Çin Elçisinin bu sözleri, Türkler ile Çinliler arasındaki tarihi geçmişe dair derin bilincini ve Türk devrimine olan inancının çok yüksek olduğunu ortaya koymaktadır. Türkiye’deki ilk Çin Elçisi Türk devriminin Çin’e uygulanabileceği konusunda derin bir inanca sahiptir. Elçi’nin bu inancını Türk ve Çin gazetelerine verdiği demeçlerde ve Çin hükümetine Türkiye hakkında yazdığı raporlarda görmek mümkündür.
Türkiye’deki Çin diplomatlarının Türk kalkınması ve modernleşmesine olan ilgisi büyüktür. Bu noktada özellikle Mustafa Kemal Atatürk’ün devrimci ve ilerici kişiliğine duydukları ilgi önemli rol oynamaktadır. 1938 yılında yeni atanan Çin maslahatgüzarı M.D Toung Cumhuriyet gazetesine verdiği röportajda Doğu ile Batı’nın cazibesini birleştirmiş olan Ankara’da bulunmaktan çok memnun olduğunu belirtmiştir. Türklerin medeniyeti doğudan batıya götürdüğü şimdi yeni ve modern medeniyeti batıdan doğuya götürdüğünü belirtmiştir. Çin Cumhurbaşkanı Çan Kay Şek’in (蒋介石) Mustafa Kemal Atatürk’ü ve onun devrimlerini daima hayranlıkla andığını belirtmiştir:
“Çin milleti Kemal Atatürk’ün milli mücadeledeki metotlar ile şereflice istikbali için Japonlara karşı dövüşüyor. Biz milli haysiyeti, şerefi ve sulhu müdafaa ediyoruz. Çin hiçbir zaman harp etmemiştir. Bunu tarihi de felsefesi de ispat eder. Çinli sulh aşkıdır (Cumhuriyet, 1938: 5)”.
Türkiye’nin emperyalizme karşı ulusal bağımsızlık mücadelesi vermesi, Çinlilerin Japon emperyalizmine karşı direnişinde önemli bir sembol olmuştur. Çin diplomatının bu röportajından Türkiye ile Çin arasındaki emperyalizme karşı ortak tavrı görmek de mümkündür.

* **Alıntılanan Malzeme**:

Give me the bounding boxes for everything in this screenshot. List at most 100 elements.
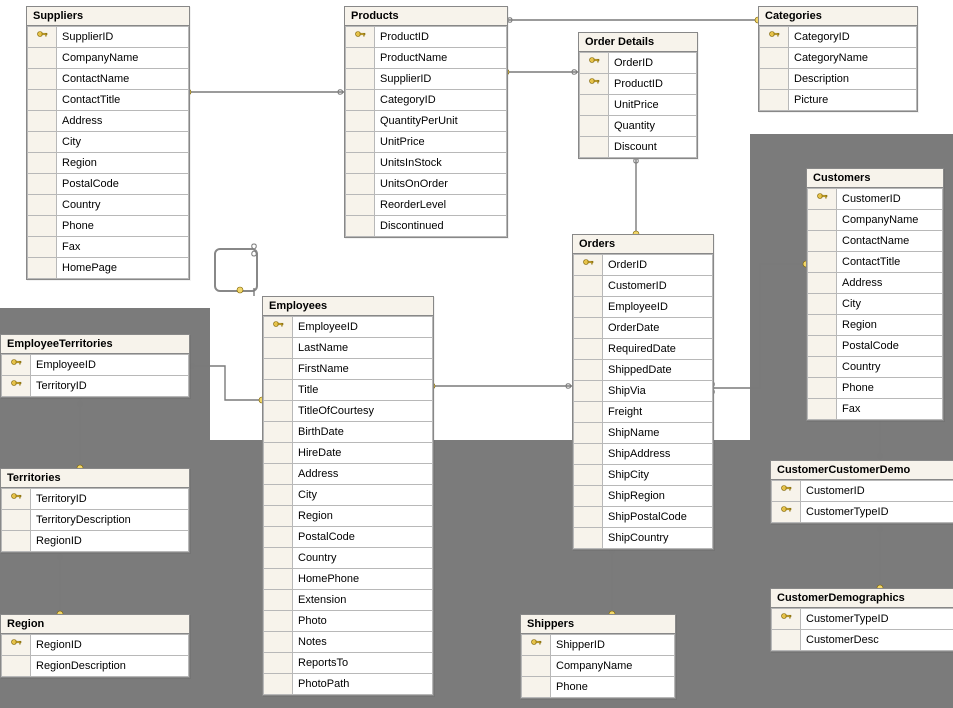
primary-key-icon: [37, 31, 47, 41]
entity-title[interactable]: Employees: [263, 297, 433, 316]
column-name: ContactTitle: [57, 90, 189, 111]
column-name: ShipAddress: [603, 444, 713, 465]
entity-order-details[interactable]: Order DetailsOrderIDProductIDUnitPriceQu…: [578, 32, 698, 159]
column-name: CategoryID: [789, 27, 917, 48]
entity-shippers[interactable]: ShippersShipperIDCompanyNamePhone: [520, 614, 676, 699]
pk-cell: [760, 90, 789, 111]
column-row: CompanyName: [522, 656, 675, 677]
pk-cell: [808, 357, 837, 378]
column-name: TerritoryID: [31, 489, 189, 510]
entity-title[interactable]: Order Details: [579, 33, 697, 52]
primary-key-icon: [11, 639, 21, 649]
entity-customers[interactable]: CustomersCustomerIDCompanyNameContactNam…: [806, 168, 944, 421]
entity-suppliers[interactable]: SuppliersSupplierIDCompanyNameContactNam…: [26, 6, 190, 280]
primary-key-icon: [781, 485, 791, 495]
entity-title[interactable]: Products: [345, 7, 507, 26]
column-row: Freight: [574, 402, 713, 423]
column-row: QuantityPerUnit: [346, 111, 507, 132]
columns-table: OrderIDCustomerIDEmployeeIDOrderDateRequ…: [573, 254, 713, 549]
column-row: Country: [28, 195, 189, 216]
pk-cell: [2, 510, 31, 531]
pk-cell: [808, 315, 837, 336]
entity-title[interactable]: Customers: [807, 169, 943, 188]
column-name: BirthDate: [293, 422, 433, 443]
column-name: Address: [293, 464, 433, 485]
pk-cell: [574, 465, 603, 486]
pk-cell: [808, 336, 837, 357]
column-name: City: [57, 132, 189, 153]
relationship-line: [712, 264, 806, 388]
pk-cell: [28, 153, 57, 174]
entity-title[interactable]: CustomerCustomerDemo: [771, 461, 953, 480]
column-row: CustomerTypeID: [772, 502, 953, 523]
pk-cell: [580, 95, 609, 116]
column-row: Phone: [522, 677, 675, 698]
pk-cell: [264, 422, 293, 443]
pk-cell: [2, 635, 31, 656]
entity-categories[interactable]: CategoriesCategoryIDCategoryNameDescript…: [758, 6, 918, 112]
column-name: Region: [57, 153, 189, 174]
column-name: Notes: [293, 632, 433, 653]
entity-employeeterritories[interactable]: EmployeeTerritoriesEmployeeIDTerritoryID: [0, 334, 190, 398]
entity-title[interactable]: Categories: [759, 7, 917, 26]
column-name: UnitPrice: [375, 132, 507, 153]
pk-cell: [574, 297, 603, 318]
primary-key-icon: [11, 359, 21, 369]
pk-cell: [2, 531, 31, 552]
column-row: City: [264, 485, 433, 506]
entity-customerdemographics[interactable]: CustomerDemographicsCustomerTypeIDCustom…: [770, 588, 953, 652]
column-row: RegionID: [2, 531, 189, 552]
column-name: CustomerID: [603, 276, 713, 297]
column-name: EmployeeID: [293, 317, 433, 338]
pk-cell: [28, 27, 57, 48]
pk-cell: [264, 527, 293, 548]
entity-title[interactable]: EmployeeTerritories: [1, 335, 189, 354]
column-name: Phone: [551, 677, 675, 698]
column-row: UnitPrice: [580, 95, 697, 116]
entity-title[interactable]: Orders: [573, 235, 713, 254]
primary-key-icon: [589, 57, 599, 67]
column-row: Quantity: [580, 116, 697, 137]
column-name: ShippedDate: [603, 360, 713, 381]
columns-table: ShipperIDCompanyNamePhone: [521, 634, 675, 698]
primary-key-icon: [273, 321, 283, 331]
pk-cell: [808, 273, 837, 294]
pk-cell: [2, 656, 31, 677]
pk-cell: [346, 216, 375, 237]
column-name: PhotoPath: [293, 674, 433, 695]
entity-title[interactable]: Region: [1, 615, 189, 634]
entity-region[interactable]: RegionRegionIDRegionDescription: [0, 614, 190, 678]
column-row: Phone: [28, 216, 189, 237]
entity-title[interactable]: Territories: [1, 469, 189, 488]
column-name: CustomerDesc: [801, 630, 953, 651]
entity-title[interactable]: CustomerDemographics: [771, 589, 953, 608]
column-row: HomePage: [28, 258, 189, 279]
entity-title[interactable]: Suppliers: [27, 7, 189, 26]
column-row: Address: [28, 111, 189, 132]
column-name: ProductID: [375, 27, 507, 48]
pk-cell: [760, 48, 789, 69]
entity-territories[interactable]: TerritoriesTerritoryIDTerritoryDescripti…: [0, 468, 190, 553]
pk-cell: [264, 548, 293, 569]
entity-title[interactable]: Shippers: [521, 615, 675, 634]
column-row: OrderDate: [574, 318, 713, 339]
pk-cell: [2, 376, 31, 397]
pk-cell: [28, 69, 57, 90]
entity-customercustomerdemo[interactable]: CustomerCustomerDemoCustomerIDCustomerTy…: [770, 460, 953, 524]
entity-orders[interactable]: OrdersOrderIDCustomerIDEmployeeIDOrderDa…: [572, 234, 714, 550]
column-row: Discount: [580, 137, 697, 158]
pk-cell: [574, 339, 603, 360]
column-name: SupplierID: [57, 27, 189, 48]
pk-cell: [574, 444, 603, 465]
entity-employees[interactable]: EmployeesEmployeeIDLastNameFirstNameTitl…: [262, 296, 434, 696]
column-row: Region: [264, 506, 433, 527]
column-name: ShipPostalCode: [603, 507, 713, 528]
column-row: OrderID: [574, 255, 713, 276]
column-name: City: [293, 485, 433, 506]
pk-cell: [808, 399, 837, 420]
column-row: PhotoPath: [264, 674, 433, 695]
column-name: PostalCode: [57, 174, 189, 195]
column-row: ProductID: [346, 27, 507, 48]
entity-products[interactable]: ProductsProductIDProductNameSupplierIDCa…: [344, 6, 508, 238]
pk-cell: [264, 611, 293, 632]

* **İstenen Görevler**:
[1] Metne göre 1938 yılında yeni atanan Çin maslahatgüzarı M.D Toung röportajını hangi gazeteye vermiştir?
[2] Metinde "Çin Elçisinin bu" ifadesini içeren sözlerle açılıp "raporlarda görmek mümkündür." ile kapanan bölümü aynen aktarınız.

* **Yanıtlar**:
[1] Cumhuriyet gazetesine.

[2]
Çin Elçisinin bu sözleri, Türkler ile Çinliler arasındaki tarihi geçmişe dair derin bilincini ve Türk devrimine olan inancının çok yüksek olduğunu ortaya koymaktadır. Türkiye’deki ilk Çin Elçisi Türk devriminin Çin’e uygulanabileceği konusunda derin bir inanca sahiptir. Elçi’nin bu inancını Türk ve Çin gazetelerine verdiği demeçlerde ve Çin hükümetine Türkiye hakkında yazdığı raporlarda görmek mümkündür.